● OBJECTIVE:
Can all of these lines be returned exactly?

Figure dataset records:
:::

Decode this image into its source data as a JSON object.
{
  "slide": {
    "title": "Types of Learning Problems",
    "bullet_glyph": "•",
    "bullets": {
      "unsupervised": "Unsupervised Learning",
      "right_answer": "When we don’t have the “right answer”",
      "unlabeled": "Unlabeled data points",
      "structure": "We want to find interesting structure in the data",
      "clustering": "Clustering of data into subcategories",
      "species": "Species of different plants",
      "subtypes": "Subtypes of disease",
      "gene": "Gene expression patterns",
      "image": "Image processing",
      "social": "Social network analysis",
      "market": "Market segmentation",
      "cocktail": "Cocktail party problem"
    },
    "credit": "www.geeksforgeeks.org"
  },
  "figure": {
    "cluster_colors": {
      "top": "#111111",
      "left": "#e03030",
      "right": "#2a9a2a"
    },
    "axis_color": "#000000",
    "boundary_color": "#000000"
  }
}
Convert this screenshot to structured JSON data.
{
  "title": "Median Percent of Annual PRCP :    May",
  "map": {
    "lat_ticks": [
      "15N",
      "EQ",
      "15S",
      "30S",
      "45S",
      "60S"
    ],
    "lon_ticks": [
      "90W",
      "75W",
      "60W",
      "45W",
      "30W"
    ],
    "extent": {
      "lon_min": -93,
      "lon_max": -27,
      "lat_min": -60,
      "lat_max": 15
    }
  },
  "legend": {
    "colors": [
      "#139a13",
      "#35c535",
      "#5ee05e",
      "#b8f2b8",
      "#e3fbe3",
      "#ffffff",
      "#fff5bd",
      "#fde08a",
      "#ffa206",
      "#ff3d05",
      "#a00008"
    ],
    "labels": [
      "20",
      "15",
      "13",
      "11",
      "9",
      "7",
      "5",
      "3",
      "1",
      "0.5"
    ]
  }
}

:::

● WRITTEN SOLUTION:
Decode this image into its source data as a JSON object.
{
  "slide": {
    "title": "Types of Learning Problems",
    "bullet_glyph": "•",
    "bullets": {
      "unsupervised": "Unsupervised Learning",
      "right_answer": "When we don’t have the “right answer”",
      "unlabeled": "Unlabeled data points",
      "structure": "We want to find interesting structure in the data",
      "clustering": "Clustering of data into subcategories",
      "species": "Species of different plants",
      "subtypes": "Subtypes of disease",
      "gene": "Gene expression patterns",
      "image": "Image processing",
      "social": "Social network analysis",
      "market": "Market segmentation",
      "cocktail": "Cocktail party problem"
    },
    "credit": "www.geeksforgeeks.org"
  },
  "figure": {
    "cluster_colors": {
      "top": "#111111",
      "left": "#e03030",
      "right": "#2a9a2a"
    },
    "axis_color": "#000000",
    "boundary_color": "#000000"
  }
}
Convert this screenshot to structured JSON data.
{
  "title": "Median Percent of Annual PRCP :    May",
  "map": {
    "lat_ticks": [
      "15N",
      "EQ",
      "15S",
      "30S",
      "45S",
      "60S"
    ],
    "lon_ticks": [
      "90W",
      "75W",
      "60W",
      "45W",
      "30W"
    ],
    "extent": {
      "lon_min": -93,
      "lon_max": -27,
      "lat_min": -60,
      "lat_max": 15
    }
  },
  "legend": {
    "colors": [
      "#139a13",
      "#35c535",
      "#5ee05e",
      "#b8f2b8",
      "#e3fbe3",
      "#ffffff",
      "#fff5bd",
      "#fde08a",
      "#ffa206",
      "#ff3d05",
      "#a00008"
    ],
    "labels": [
      "20",
      "15",
      "13",
      "11",
      "9",
      "7",
      "5",
      "3",
      "1",
      "0.5"
    ]
  }
}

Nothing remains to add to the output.